Task statement
Exactly as given, repeat all of the entries.

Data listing

-------------------------

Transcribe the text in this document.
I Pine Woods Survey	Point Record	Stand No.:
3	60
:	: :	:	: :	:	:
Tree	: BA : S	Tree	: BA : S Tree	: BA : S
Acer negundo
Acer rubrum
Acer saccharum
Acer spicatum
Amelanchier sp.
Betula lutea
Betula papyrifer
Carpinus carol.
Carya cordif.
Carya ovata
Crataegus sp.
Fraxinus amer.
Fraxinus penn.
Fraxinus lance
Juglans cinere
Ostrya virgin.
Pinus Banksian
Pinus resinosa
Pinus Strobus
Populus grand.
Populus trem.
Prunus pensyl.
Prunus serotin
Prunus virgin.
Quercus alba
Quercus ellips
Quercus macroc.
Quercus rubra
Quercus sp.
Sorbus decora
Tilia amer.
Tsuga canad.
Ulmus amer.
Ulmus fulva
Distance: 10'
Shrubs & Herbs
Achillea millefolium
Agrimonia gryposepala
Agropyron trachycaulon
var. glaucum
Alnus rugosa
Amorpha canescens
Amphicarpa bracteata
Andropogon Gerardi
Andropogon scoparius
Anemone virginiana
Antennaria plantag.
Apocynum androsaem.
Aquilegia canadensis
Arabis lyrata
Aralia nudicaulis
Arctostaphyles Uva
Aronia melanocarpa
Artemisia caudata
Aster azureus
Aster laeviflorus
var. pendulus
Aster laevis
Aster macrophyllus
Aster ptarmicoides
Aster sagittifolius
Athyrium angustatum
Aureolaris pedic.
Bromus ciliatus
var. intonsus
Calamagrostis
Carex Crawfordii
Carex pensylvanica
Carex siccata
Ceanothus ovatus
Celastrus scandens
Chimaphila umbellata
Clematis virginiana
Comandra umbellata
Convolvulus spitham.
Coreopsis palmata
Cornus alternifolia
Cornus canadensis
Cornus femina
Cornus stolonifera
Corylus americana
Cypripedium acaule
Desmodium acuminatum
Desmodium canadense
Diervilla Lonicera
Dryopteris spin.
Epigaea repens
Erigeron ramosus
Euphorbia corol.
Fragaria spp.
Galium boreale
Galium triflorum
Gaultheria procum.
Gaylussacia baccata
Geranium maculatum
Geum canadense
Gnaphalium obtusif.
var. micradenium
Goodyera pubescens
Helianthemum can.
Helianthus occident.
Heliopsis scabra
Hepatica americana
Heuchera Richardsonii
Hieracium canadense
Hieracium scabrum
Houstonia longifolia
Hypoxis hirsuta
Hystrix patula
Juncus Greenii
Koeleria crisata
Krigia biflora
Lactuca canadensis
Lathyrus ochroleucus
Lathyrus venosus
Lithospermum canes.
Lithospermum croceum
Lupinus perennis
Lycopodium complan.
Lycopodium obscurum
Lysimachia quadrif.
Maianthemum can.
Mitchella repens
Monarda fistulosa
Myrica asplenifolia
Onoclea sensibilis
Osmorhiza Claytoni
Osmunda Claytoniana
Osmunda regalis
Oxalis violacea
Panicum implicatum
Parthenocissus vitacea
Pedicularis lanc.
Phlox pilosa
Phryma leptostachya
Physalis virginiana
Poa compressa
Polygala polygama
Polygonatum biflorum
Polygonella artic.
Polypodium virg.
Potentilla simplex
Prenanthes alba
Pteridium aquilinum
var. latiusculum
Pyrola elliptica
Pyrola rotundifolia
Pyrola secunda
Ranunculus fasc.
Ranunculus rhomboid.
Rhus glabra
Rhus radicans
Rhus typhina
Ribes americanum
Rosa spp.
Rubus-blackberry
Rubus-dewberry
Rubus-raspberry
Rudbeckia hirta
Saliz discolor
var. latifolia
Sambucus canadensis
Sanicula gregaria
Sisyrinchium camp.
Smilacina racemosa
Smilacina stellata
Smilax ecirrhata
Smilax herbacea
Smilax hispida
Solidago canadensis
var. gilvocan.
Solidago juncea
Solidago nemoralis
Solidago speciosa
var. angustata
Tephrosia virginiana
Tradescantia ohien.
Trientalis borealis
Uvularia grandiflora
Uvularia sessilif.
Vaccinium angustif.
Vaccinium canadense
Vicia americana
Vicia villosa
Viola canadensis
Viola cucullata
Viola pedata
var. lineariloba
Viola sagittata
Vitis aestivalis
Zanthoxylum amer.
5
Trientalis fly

-------------------------

Answer to this exercise
Transcribe the text in this document.
I Pine Woods Survey	Point Record	Stand No.:
3	60
:	: :	:	: :	:	:
Tree	: BA : S	Tree	: BA : S Tree	: BA : S
Acer negundo
Acer rubrum
Acer saccharum
Acer spicatum
Amelanchier sp.
Betula lutea
Betula papyrifer
Carpinus carol.
Carya cordif.
Carya ovata
Crataegus sp.
Fraxinus amer.
Fraxinus penn.
Fraxinus lance
Juglans cinere
Ostrya virgin.
Pinus Banksian
Pinus resinosa
Pinus Strobus
Populus grand.
Populus trem.
Prunus pensyl.
Prunus serotin
Prunus virgin.
Quercus alba
Quercus ellips
Quercus macroc.
Quercus rubra
Quercus sp.
Sorbus decora
Tilia amer.
Tsuga canad.
Ulmus amer.
Ulmus fulva
Distance: 10'
Shrubs & Herbs
Achillea millefolium
Agrimonia gryposepala
Agropyron trachycaulon
var. glaucum
Alnus rugosa
Amorpha canescens
Amphicarpa bracteata
Andropogon Gerardi
Andropogon scoparius
Anemone virginiana
Antennaria plantag.
Apocynum androsaem.
Aquilegia canadensis
Arabis lyrata
Aralia nudicaulis
Arctostaphyles Uva
Aronia melanocarpa
Artemisia caudata
Aster azureus
Aster laeviflorus
var. pendulus
Aster laevis
Aster macrophyllus
Aster ptarmicoides
Aster sagittifolius
Athyrium angustatum
Aureolaris pedic.
Bromus ciliatus
var. intonsus
Calamagrostis
Carex Crawfordii
Carex pensylvanica
Carex siccata
Ceanothus ovatus
Celastrus scandens
Chimaphila umbellata
Clematis virginiana
Comandra umbellata
Convolvulus spitham.
Coreopsis palmata
Cornus alternifolia
Cornus canadensis
Cornus femina
Cornus stolonifera
Corylus americana
Cypripedium acaule
Desmodium acuminatum
Desmodium canadense
Diervilla Lonicera
Dryopteris spin.
Epigaea repens
Erigeron ramosus
Euphorbia corol.
Fragaria spp.
Galium boreale
Galium triflorum
Gaultheria procum.
Gaylussacia baccata
Geranium maculatum
Geum canadense
Gnaphalium obtusif.
var. micradenium
Goodyera pubescens
Helianthemum can.
Helianthus occident.
Heliopsis scabra
Hepatica americana
Heuchera Richardsonii
Hieracium canadense
Hieracium scabrum
Houstonia longifolia
Hypoxis hirsuta
Hystrix patula
Juncus Greenii
Koeleria crisata
Krigia biflora
Lactuca canadensis
Lathyrus ochroleucus
Lathyrus venosus
Lithospermum canes.
Lithospermum croceum
Lupinus perennis
Lycopodium complan.
Lycopodium obscurum
Lysimachia quadrif.
Maianthemum can.
Mitchella repens
Monarda fistulosa
Myrica asplenifolia
Onoclea sensibilis
Osmorhiza Claytoni
Osmunda Claytoniana
Osmunda regalis
Oxalis violacea
Panicum implicatum
Parthenocissus vitacea
Pedicularis lanc.
Phlox pilosa
Phryma leptostachya
Physalis virginiana
Poa compressa
Polygala polygama
Polygonatum biflorum
Polygonella artic.
Polypodium virg.
Potentilla simplex
Prenanthes alba
Pteridium aquilinum
var. latiusculum
Pyrola elliptica
Pyrola rotundifolia
Pyrola secunda
Ranunculus fasc.
Ranunculus rhomboid.
Rhus glabra
Rhus radicans
Rhus typhina
Ribes americanum
Rosa spp.
Rubus-blackberry
Rubus-dewberry
Rubus-raspberry
Rudbeckia hirta
Saliz discolor
var. latifolia
Sambucus canadensis
Sanicula gregaria
Sisyrinchium camp.
Smilacina racemosa
Smilacina stellata
Smilax ecirrhata
Smilax herbacea
Smilax hispida
Solidago canadensis
var. gilvocan.
Solidago juncea
Solidago nemoralis
Solidago speciosa
var. angustata
Tephrosia virginiana
Tradescantia ohien.
Trientalis borealis
Uvularia grandiflora
Uvularia sessilif.
Vaccinium angustif.
Vaccinium canadense
Vicia americana
Vicia villosa
Viola canadensis
Viola cucullata
Viola pedata
var. lineariloba
Viola sagittata
Vitis aestivalis
Zanthoxylum amer.
5
Trientalis fly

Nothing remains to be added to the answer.